Items from a figure collection
__________
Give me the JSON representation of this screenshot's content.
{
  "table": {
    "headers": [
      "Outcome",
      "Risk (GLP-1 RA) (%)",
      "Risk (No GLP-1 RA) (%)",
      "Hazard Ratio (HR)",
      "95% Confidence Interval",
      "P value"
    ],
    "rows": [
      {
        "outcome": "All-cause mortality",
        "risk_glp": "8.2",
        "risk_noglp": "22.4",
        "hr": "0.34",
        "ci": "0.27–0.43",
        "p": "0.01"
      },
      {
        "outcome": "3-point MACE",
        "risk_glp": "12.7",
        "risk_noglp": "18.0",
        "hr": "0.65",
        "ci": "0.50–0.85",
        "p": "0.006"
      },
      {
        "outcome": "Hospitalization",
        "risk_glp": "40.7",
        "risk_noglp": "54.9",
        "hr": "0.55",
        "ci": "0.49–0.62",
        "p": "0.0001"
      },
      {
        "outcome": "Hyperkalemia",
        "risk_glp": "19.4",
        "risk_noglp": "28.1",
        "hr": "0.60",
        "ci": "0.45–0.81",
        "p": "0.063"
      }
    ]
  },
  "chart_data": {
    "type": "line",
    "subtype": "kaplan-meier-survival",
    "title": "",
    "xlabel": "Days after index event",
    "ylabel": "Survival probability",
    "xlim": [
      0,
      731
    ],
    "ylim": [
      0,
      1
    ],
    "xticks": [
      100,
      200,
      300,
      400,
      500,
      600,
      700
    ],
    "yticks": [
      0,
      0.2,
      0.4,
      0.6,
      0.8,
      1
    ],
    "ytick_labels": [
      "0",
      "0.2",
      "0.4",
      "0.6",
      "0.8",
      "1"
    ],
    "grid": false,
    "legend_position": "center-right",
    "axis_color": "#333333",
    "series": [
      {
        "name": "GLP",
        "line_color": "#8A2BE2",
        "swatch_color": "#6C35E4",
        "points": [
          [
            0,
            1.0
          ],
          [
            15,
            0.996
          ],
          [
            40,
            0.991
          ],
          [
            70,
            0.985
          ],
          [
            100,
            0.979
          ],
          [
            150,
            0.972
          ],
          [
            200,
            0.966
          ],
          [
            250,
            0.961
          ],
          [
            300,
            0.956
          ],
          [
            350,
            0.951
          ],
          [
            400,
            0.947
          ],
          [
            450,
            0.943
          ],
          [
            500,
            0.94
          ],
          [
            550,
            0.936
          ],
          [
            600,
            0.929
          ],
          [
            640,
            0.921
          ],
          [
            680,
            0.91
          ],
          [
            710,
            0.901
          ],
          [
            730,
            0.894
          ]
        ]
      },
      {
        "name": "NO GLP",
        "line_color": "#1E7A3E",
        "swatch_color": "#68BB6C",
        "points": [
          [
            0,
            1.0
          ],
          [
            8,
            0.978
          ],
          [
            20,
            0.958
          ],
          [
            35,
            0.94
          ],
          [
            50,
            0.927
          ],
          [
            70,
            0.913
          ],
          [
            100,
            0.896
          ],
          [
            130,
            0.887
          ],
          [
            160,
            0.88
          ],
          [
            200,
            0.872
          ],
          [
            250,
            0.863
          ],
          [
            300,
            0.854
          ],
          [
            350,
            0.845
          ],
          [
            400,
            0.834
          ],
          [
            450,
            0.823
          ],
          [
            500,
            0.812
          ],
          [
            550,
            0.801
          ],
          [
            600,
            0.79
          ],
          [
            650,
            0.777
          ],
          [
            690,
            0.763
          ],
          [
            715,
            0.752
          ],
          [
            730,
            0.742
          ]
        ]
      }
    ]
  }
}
__________
Every record above should be copied exactly.

> ANSWER FOR THE TASK:
Give me the JSON representation of this screenshot's content.
{
  "table": {
    "headers": [
      "Outcome",
      "Risk (GLP-1 RA) (%)",
      "Risk (No GLP-1 RA) (%)",
      "Hazard Ratio (HR)",
      "95% Confidence Interval",
      "P value"
    ],
    "rows": [
      {
        "outcome": "All-cause mortality",
        "risk_glp": "8.2",
        "risk_noglp": "22.4",
        "hr": "0.34",
        "ci": "0.27–0.43",
        "p": "0.01"
      },
      {
        "outcome": "3-point MACE",
        "risk_glp": "12.7",
        "risk_noglp": "18.0",
        "hr": "0.65",
        "ci": "0.50–0.85",
        "p": "0.006"
      },
      {
        "outcome": "Hospitalization",
        "risk_glp": "40.7",
        "risk_noglp": "54.9",
        "hr": "0.55",
        "ci": "0.49–0.62",
        "p": "0.0001"
      },
      {
        "outcome": "Hyperkalemia",
        "risk_glp": "19.4",
        "risk_noglp": "28.1",
        "hr": "0.60",
        "ci": "0.45–0.81",
        "p": "0.063"
      }
    ]
  },
  "chart_data": {
    "type": "line",
    "subtype": "kaplan-meier-survival",
    "title": "",
    "xlabel": "Days after index event",
    "ylabel": "Survival probability",
    "xlim": [
      0,
      731
    ],
    "ylim": [
      0,
      1
    ],
    "xticks": [
      100,
      200,
      300,
      400,
      500,
      600,
      700
    ],
    "yticks": [
      0,
      0.2,
      0.4,
      0.6,
      0.8,
      1
    ],
    "ytick_labels": [
      "0",
      "0.2",
      "0.4",
      "0.6",
      "0.8",
      "1"
    ],
    "grid": false,
    "legend_position": "center-right",
    "axis_color": "#333333",
    "series": [
      {
        "name": "GLP",
        "line_color": "#8A2BE2",
        "swatch_color": "#6C35E4",
        "points": [
          [
            0,
            1.0
          ],
          [
            15,
            0.996
          ],
          [
            40,
            0.991
          ],
          [
            70,
            0.985
          ],
          [
            100,
            0.979
          ],
          [
            150,
            0.972
          ],
          [
            200,
            0.966
          ],
          [
            250,
            0.961
          ],
          [
            300,
            0.956
          ],
          [
            350,
            0.951
          ],
          [
            400,
            0.947
          ],
          [
            450,
            0.943
          ],
          [
            500,
            0.94
          ],
          [
            550,
            0.936
          ],
          [
            600,
            0.929
          ],
          [
            640,
            0.921
          ],
          [
            680,
            0.91
          ],
          [
            710,
            0.901
          ],
          [
            730,
            0.894
          ]
        ]
      },
      {
        "name": "NO GLP",
        "line_color": "#1E7A3E",
        "swatch_color": "#68BB6C",
        "points": [
          [
            0,
            1.0
          ],
          [
            8,
            0.978
          ],
          [
            20,
            0.958
          ],
          [
            35,
            0.94
          ],
          [
            50,
            0.927
          ],
          [
            70,
            0.913
          ],
          [
            100,
            0.896
          ],
          [
            130,
            0.887
          ],
          [
            160,
            0.88
          ],
          [
            200,
            0.872
          ],
          [
            250,
            0.863
          ],
          [
            300,
            0.854
          ],
          [
            350,
            0.845
          ],
          [
            400,
            0.834
          ],
          [
            450,
            0.823
          ],
          [
            500,
            0.812
          ],
          [
            550,
            0.801
          ],
          [
            600,
            0.79
          ],
          [
            650,
            0.777
          ],
          [
            690,
            0.763
          ],
          [
            715,
            0.752
          ],
          [
            730,
            0.742
          ]
        ]
      }
    ]
  }
}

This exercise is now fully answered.